Locate every line that holds the string "bilan" and copy it.

=== Saved data entries ===
──────
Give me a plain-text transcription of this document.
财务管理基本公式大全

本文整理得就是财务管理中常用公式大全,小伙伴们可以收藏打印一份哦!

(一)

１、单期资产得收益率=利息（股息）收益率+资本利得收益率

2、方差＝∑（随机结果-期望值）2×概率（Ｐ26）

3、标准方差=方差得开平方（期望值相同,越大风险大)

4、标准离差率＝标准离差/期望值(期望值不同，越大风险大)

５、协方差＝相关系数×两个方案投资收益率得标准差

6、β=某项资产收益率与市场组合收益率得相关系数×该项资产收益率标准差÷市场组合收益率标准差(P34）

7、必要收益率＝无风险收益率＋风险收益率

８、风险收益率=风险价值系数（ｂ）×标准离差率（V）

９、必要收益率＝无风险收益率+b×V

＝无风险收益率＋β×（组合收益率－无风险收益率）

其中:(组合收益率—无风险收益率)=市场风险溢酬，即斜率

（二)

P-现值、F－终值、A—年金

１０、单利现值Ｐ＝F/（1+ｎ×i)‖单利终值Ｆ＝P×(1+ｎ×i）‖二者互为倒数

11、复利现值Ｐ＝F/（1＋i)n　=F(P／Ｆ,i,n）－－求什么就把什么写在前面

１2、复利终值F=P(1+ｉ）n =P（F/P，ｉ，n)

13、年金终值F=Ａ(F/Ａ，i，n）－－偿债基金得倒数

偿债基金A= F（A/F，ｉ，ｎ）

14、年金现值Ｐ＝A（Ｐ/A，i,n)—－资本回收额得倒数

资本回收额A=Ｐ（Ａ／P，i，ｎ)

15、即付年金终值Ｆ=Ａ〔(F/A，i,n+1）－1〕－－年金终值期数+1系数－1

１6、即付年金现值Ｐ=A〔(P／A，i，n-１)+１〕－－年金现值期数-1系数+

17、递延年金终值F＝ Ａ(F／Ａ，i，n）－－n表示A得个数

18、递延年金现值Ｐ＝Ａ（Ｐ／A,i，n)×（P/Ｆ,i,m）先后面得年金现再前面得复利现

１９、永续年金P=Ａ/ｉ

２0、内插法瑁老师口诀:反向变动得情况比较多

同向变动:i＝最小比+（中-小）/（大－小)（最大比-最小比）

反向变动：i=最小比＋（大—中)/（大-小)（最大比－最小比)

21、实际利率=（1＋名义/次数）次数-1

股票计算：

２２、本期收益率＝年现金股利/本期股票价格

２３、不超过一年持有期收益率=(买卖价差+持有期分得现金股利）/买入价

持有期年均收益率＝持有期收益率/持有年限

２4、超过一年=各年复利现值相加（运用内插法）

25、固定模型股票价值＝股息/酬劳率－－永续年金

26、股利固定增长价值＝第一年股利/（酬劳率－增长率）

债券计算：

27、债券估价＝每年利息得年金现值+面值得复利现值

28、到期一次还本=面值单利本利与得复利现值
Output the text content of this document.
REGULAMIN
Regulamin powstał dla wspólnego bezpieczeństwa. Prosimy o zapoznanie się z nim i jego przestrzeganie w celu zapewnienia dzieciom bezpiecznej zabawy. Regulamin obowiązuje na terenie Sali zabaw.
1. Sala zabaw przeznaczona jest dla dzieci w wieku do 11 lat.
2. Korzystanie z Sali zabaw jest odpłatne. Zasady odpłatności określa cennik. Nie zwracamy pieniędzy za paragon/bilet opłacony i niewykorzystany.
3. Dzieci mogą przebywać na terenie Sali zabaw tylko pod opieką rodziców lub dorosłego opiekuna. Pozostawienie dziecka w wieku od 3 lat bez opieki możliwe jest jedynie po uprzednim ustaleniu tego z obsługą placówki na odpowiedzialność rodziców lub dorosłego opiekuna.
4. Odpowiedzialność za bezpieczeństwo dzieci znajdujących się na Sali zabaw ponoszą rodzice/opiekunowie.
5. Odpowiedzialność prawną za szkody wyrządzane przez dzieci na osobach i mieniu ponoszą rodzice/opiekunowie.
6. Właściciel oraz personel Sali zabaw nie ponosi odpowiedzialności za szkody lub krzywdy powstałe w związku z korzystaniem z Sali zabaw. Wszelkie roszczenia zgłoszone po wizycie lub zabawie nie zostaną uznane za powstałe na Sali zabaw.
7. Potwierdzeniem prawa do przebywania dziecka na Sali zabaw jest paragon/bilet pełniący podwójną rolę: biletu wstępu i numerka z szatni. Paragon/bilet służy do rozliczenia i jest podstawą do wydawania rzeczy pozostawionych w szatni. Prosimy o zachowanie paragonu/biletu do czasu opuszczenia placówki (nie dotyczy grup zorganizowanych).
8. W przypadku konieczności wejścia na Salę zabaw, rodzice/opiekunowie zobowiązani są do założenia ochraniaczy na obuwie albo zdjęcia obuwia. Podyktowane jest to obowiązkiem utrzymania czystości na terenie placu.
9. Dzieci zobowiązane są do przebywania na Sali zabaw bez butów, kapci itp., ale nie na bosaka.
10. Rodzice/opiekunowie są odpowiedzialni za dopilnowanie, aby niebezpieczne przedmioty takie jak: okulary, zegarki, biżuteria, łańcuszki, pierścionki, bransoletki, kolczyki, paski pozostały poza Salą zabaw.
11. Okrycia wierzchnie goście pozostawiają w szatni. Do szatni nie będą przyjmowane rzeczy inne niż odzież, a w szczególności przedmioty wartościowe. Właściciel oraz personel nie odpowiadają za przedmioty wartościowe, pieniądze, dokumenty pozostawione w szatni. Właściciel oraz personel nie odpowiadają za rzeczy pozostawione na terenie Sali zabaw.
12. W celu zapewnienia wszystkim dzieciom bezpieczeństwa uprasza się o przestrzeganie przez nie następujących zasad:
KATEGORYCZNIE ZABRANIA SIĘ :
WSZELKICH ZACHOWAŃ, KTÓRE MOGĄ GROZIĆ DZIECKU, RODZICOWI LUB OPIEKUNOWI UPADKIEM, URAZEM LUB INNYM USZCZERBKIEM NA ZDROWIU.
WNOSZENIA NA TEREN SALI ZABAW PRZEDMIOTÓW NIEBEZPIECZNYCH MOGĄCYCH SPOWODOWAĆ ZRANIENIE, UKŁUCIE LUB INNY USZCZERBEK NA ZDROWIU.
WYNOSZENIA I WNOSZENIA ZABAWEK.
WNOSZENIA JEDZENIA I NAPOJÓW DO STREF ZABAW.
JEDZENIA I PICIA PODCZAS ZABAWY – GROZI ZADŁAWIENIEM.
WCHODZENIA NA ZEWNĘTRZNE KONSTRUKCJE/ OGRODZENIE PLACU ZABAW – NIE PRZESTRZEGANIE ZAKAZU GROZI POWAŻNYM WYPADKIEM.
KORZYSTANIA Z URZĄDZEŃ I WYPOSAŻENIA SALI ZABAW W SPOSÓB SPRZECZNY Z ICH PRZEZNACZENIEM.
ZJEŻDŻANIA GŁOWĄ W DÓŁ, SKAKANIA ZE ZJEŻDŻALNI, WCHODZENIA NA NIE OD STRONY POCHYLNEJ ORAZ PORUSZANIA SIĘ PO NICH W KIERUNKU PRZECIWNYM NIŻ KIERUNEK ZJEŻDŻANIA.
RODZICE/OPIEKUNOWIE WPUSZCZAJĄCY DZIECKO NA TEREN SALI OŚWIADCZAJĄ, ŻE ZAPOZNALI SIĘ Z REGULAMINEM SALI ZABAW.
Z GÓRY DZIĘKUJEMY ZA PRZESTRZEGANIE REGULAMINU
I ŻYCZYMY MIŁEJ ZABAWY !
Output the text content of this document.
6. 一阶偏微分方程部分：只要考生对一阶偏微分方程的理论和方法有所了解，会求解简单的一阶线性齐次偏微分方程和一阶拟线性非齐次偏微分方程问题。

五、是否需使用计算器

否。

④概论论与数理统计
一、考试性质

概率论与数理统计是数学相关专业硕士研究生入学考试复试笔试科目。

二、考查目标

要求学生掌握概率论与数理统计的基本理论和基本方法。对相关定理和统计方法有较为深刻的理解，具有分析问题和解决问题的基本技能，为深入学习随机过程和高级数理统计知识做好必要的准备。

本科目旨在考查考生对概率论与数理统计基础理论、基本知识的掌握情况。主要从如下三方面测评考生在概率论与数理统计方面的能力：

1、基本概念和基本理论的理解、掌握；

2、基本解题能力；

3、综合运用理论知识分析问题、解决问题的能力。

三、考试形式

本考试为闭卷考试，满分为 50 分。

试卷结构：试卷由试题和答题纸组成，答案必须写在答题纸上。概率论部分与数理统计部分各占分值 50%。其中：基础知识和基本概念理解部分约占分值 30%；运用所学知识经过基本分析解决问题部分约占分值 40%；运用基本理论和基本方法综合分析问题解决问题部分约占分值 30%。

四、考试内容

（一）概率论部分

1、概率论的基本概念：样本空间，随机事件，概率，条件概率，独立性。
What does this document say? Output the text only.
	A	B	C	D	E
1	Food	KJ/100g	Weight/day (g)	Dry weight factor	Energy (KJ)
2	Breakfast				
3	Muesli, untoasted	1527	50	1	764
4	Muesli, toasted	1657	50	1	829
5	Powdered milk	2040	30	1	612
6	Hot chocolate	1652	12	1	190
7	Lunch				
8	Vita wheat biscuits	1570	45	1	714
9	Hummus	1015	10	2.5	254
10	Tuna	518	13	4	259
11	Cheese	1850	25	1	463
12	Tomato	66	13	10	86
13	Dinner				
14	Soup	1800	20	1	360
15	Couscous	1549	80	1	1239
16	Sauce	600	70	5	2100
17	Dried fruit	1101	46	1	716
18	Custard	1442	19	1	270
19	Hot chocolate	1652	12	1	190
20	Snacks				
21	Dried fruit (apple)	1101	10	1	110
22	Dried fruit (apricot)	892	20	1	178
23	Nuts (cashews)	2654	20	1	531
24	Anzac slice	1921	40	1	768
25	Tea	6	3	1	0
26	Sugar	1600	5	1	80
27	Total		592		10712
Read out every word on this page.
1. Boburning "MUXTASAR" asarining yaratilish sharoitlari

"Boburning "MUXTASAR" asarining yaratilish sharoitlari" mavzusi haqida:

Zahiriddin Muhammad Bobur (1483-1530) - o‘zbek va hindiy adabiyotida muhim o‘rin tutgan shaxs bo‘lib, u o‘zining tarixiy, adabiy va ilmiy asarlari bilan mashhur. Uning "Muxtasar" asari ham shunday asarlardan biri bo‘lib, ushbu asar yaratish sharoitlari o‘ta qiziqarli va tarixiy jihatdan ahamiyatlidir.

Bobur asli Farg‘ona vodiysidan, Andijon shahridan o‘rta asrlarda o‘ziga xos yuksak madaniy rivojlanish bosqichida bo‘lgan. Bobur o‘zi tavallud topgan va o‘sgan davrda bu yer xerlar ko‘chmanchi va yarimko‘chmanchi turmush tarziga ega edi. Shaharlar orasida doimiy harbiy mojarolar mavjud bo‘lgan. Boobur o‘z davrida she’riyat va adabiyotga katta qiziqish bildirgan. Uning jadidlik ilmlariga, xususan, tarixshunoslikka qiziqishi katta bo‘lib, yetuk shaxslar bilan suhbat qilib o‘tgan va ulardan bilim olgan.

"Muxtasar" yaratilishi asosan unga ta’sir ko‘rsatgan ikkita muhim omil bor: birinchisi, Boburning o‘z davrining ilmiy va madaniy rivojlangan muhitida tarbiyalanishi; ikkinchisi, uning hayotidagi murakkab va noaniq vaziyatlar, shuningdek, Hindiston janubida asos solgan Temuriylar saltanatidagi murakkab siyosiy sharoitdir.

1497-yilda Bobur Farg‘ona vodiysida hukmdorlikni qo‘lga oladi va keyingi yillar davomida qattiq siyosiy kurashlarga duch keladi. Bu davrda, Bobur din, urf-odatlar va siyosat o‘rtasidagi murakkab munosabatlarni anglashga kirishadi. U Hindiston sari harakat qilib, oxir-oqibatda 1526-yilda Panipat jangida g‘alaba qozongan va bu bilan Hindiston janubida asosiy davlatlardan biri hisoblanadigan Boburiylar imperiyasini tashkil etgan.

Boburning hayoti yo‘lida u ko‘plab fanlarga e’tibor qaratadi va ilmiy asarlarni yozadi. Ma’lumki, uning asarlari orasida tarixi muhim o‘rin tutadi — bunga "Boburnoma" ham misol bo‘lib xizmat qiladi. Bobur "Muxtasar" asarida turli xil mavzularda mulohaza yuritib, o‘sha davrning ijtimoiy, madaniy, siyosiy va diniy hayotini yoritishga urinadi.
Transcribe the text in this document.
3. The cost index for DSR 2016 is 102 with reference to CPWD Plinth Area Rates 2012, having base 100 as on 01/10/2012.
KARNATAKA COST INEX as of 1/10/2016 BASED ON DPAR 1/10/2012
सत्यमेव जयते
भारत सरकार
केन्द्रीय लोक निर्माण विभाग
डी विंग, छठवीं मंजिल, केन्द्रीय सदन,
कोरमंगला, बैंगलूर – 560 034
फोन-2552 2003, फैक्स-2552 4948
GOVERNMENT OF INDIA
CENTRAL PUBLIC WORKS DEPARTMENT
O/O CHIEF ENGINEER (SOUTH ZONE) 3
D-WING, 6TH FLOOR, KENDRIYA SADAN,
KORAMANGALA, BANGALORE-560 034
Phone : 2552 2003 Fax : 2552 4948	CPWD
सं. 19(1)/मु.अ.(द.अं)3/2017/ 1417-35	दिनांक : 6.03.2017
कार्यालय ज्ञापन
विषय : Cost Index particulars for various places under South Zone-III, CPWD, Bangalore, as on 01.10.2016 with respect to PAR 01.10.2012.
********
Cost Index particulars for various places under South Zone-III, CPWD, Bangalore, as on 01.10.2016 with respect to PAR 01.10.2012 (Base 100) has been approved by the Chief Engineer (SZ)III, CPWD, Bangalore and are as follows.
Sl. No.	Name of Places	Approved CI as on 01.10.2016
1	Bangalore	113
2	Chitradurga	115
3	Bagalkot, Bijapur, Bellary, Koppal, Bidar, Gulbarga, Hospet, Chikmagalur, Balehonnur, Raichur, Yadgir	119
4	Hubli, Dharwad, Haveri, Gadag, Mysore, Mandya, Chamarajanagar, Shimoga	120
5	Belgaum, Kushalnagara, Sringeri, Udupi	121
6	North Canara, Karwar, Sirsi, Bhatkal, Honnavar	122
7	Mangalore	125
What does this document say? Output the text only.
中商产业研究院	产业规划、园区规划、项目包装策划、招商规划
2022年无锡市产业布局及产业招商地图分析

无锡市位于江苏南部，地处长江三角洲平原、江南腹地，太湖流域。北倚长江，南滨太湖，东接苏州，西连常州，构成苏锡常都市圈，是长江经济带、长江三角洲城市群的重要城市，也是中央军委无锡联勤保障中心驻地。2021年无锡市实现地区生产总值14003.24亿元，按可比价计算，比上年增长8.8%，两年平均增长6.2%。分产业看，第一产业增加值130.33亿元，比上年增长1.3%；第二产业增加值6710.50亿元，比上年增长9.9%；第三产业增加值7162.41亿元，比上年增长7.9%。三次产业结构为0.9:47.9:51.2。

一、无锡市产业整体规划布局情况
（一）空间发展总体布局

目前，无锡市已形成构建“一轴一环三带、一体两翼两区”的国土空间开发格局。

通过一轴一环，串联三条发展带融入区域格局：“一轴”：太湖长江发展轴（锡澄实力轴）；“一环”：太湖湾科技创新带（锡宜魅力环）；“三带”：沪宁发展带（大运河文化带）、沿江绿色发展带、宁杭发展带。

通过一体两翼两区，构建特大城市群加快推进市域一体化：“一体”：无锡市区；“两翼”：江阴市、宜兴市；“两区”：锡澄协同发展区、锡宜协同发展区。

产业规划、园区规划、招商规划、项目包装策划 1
──────
=== ANSWER TO THE TASK ===
Zahiriddin Muhammad Bobur (1483-1530) - o‘zbek va hindiy adabiyotida muhim o‘rin tutgan shaxs bo‘lib, u o‘zining tarixiy, adabiy va ilmiy asarlari bilan mashhur. Uning "Muxtasar" asari ham shunday asarlardan biri bo‘lib, ushbu asar yaratish sharoitlari o‘ta qiziqarli va tarixiy jihatdan ahamiyatlidir.
Bobur asli Farg‘ona vodiysidan, Andijon shahridan o‘rta asrlarda o‘ziga xos yuksak madaniy rivojlanish bosqichida bo‘lgan. Bobur o‘zi tavallud topgan va o‘sgan davrda bu yer xerlar ko‘chmanchi va yarimko‘chmanchi turmush tarziga ega edi. Shaharlar orasida doimiy harbiy mojarolar mavjud bo‘lgan. Boobur o‘z davrida she’riyat va adabiyotga katta qiziqish bildirgan. Uning jadidlik ilmlariga, xususan, tarixshunoslikka qiziqishi katta bo‘lib, yetuk shaxslar bilan suhbat qilib o‘tgan va ulardan bilim olgan.
1497-yilda Bobur Farg‘ona vodiysida hukmdorlikni qo‘lga oladi va keyingi yillar davomida qattiq siyosiy kurashlarga duch keladi. Bu davrda, Bobur din, urf-odatlar va siyosat o‘rtasidagi murakkab munosabatlarni anglashga kirishadi. U Hindiston sari harakat qilib, oxir-oqibatda 1526-yilda Panipat jangida g‘alaba qozongan va bu bilan Hindiston janubida asosiy davlatlardan biri hisoblanadigan Boburiylar imperiyasini tashkil etgan.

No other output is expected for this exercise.